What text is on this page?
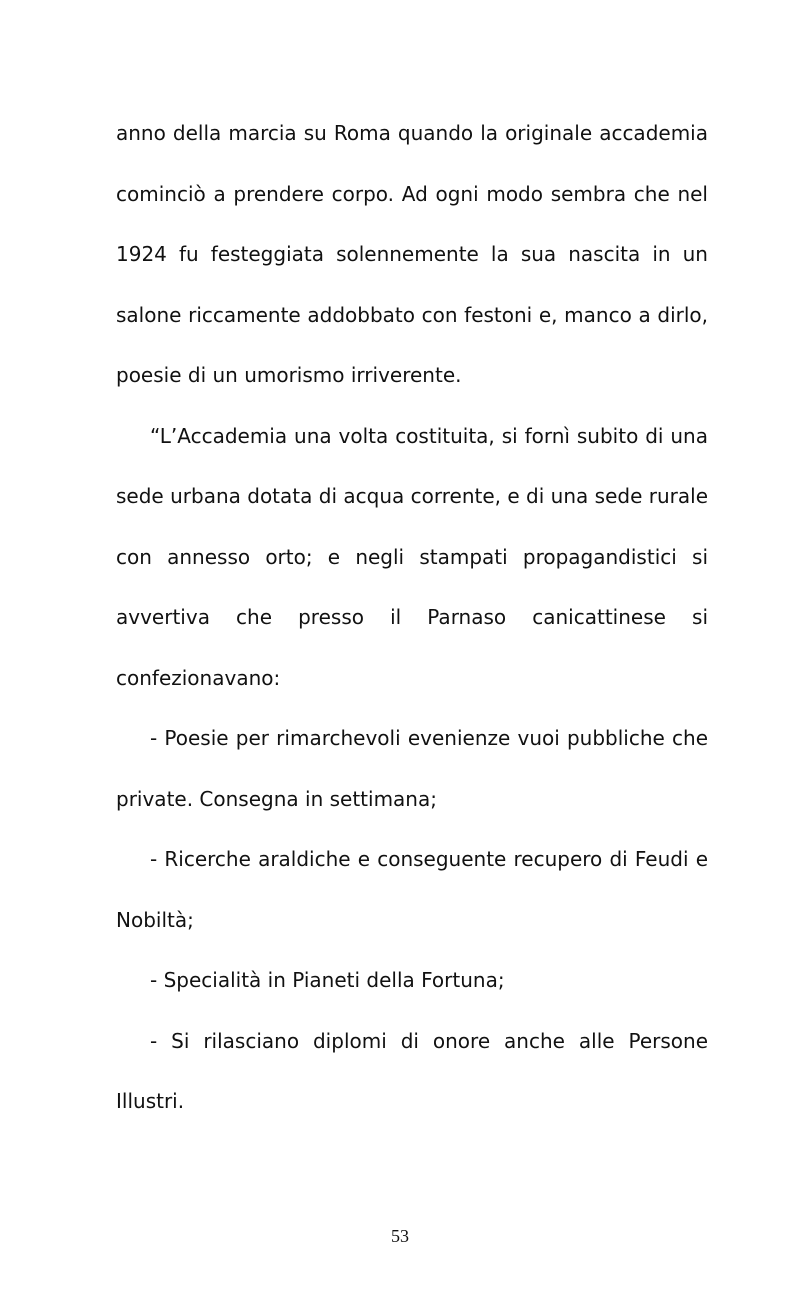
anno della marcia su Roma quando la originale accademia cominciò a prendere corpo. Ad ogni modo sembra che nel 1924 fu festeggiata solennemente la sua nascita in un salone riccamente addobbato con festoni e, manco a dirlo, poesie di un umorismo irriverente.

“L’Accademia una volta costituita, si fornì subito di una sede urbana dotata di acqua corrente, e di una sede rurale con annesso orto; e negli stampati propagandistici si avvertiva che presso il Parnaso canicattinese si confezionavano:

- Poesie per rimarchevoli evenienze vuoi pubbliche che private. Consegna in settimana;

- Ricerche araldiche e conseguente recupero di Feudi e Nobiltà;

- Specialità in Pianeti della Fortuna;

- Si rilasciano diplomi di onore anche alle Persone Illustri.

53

== == ==

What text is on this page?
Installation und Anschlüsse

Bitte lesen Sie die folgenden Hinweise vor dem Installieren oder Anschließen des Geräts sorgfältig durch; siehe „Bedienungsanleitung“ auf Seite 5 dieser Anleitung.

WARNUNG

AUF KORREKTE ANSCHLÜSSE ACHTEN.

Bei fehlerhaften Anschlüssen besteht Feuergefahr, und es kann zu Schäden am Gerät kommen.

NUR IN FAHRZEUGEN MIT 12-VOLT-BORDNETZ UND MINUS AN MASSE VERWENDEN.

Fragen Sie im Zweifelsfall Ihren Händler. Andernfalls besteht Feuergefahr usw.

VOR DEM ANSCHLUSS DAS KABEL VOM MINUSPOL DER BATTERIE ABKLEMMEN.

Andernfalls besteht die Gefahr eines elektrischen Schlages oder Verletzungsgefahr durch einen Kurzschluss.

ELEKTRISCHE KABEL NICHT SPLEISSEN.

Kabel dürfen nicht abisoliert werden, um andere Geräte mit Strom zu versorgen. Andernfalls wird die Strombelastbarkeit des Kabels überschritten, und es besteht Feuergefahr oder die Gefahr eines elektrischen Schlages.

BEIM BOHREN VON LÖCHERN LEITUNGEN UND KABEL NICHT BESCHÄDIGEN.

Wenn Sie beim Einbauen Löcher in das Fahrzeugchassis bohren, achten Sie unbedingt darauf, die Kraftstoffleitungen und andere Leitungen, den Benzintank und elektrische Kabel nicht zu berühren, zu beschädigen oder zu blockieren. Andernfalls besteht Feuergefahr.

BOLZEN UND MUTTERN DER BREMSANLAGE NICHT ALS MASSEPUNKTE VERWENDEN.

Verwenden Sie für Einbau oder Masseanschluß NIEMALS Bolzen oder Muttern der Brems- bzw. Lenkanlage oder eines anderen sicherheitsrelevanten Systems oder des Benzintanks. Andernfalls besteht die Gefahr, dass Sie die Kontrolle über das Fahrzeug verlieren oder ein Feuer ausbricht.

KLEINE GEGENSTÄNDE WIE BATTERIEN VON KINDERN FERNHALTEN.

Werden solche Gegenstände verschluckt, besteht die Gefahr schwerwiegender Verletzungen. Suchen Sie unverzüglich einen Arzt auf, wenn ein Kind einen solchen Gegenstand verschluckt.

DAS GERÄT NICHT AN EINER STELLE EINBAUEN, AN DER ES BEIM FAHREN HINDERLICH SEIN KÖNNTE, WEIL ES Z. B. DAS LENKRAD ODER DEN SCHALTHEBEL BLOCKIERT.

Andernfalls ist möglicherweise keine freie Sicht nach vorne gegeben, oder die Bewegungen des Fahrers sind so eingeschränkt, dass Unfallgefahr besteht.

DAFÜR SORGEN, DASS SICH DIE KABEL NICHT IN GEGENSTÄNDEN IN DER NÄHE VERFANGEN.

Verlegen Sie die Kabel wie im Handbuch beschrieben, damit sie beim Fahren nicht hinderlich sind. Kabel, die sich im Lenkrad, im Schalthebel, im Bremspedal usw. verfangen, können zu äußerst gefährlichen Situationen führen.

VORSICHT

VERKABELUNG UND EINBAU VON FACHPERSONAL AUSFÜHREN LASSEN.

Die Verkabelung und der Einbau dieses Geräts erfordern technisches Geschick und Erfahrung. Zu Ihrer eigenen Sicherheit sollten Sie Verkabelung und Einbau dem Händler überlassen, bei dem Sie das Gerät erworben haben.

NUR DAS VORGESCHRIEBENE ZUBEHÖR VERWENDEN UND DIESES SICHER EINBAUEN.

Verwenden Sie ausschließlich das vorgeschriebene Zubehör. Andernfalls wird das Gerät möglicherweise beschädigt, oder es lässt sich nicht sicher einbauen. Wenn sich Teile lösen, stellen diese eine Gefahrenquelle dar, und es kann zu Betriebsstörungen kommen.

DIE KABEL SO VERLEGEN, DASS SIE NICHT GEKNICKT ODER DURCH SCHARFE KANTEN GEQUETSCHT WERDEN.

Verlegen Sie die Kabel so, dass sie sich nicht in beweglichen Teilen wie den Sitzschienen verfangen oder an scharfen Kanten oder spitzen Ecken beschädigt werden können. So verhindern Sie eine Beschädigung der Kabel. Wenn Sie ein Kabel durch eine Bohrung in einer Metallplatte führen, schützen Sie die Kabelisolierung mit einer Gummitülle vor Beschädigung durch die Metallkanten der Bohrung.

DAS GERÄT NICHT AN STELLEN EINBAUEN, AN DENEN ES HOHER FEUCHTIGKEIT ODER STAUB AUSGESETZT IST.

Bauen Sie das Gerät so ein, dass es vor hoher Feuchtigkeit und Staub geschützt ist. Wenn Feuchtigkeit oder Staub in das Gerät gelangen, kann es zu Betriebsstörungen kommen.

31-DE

== == ==

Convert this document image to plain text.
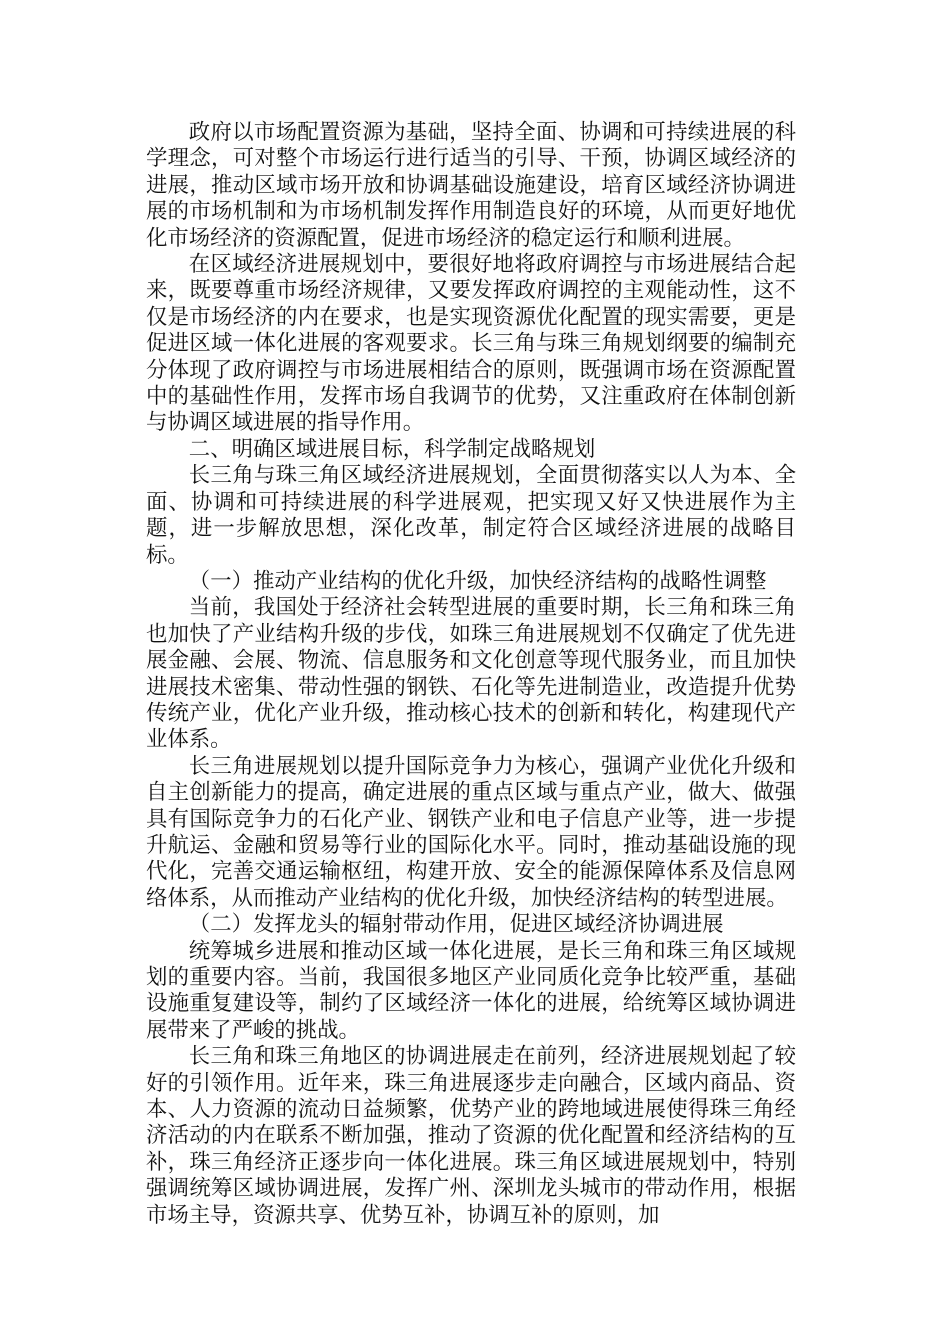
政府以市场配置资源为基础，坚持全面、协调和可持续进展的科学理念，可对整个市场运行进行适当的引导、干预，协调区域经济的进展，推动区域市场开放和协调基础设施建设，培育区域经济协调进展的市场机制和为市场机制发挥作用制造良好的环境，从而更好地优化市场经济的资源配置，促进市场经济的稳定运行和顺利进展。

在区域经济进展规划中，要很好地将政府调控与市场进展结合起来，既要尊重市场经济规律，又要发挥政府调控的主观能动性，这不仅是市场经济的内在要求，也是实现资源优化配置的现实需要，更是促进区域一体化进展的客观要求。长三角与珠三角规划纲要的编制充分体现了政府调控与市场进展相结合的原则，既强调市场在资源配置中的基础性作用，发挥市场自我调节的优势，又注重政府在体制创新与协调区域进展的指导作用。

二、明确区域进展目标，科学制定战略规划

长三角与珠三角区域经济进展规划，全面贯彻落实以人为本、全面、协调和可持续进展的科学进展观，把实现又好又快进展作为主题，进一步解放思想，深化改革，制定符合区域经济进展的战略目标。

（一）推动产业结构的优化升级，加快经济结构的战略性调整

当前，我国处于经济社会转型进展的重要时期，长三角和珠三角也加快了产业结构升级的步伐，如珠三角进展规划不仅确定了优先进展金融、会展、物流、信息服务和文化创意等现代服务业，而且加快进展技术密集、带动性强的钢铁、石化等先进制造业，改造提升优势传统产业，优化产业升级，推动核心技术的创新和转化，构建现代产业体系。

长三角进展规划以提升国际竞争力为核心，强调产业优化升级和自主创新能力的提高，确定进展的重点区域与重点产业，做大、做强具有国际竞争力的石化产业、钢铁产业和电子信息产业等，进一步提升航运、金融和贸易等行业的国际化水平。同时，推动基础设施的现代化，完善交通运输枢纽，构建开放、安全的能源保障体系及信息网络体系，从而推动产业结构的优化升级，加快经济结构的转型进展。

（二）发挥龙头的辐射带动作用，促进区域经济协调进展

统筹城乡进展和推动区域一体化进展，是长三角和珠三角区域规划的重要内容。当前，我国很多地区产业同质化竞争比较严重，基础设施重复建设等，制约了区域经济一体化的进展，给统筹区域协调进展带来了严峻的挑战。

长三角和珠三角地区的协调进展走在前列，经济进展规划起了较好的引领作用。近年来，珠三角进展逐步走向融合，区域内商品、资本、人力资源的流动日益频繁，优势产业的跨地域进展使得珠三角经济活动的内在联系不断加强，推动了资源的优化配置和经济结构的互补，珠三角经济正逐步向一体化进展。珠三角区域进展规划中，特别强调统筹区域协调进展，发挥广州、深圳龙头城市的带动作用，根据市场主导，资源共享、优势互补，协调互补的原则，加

== == ==

** What to do **
Pick out the lines above containing the word "sind", then copy them.

** Written reply **
Andernfalls ist möglicherweise keine freie Sicht nach vorne gegeben, oder die Bewegungen des Fahrers sind so eingeschränkt, dass Unfallgefahr besteht.
Verlegen Sie die Kabel wie im Handbuch beschrieben, damit sie beim Fahren nicht hinderlich sind. Kabel, die sich im Lenkrad, im Schalthebel, im Bremspedal usw. verfangen, können zu äußerst gefährlichen Situationen führen.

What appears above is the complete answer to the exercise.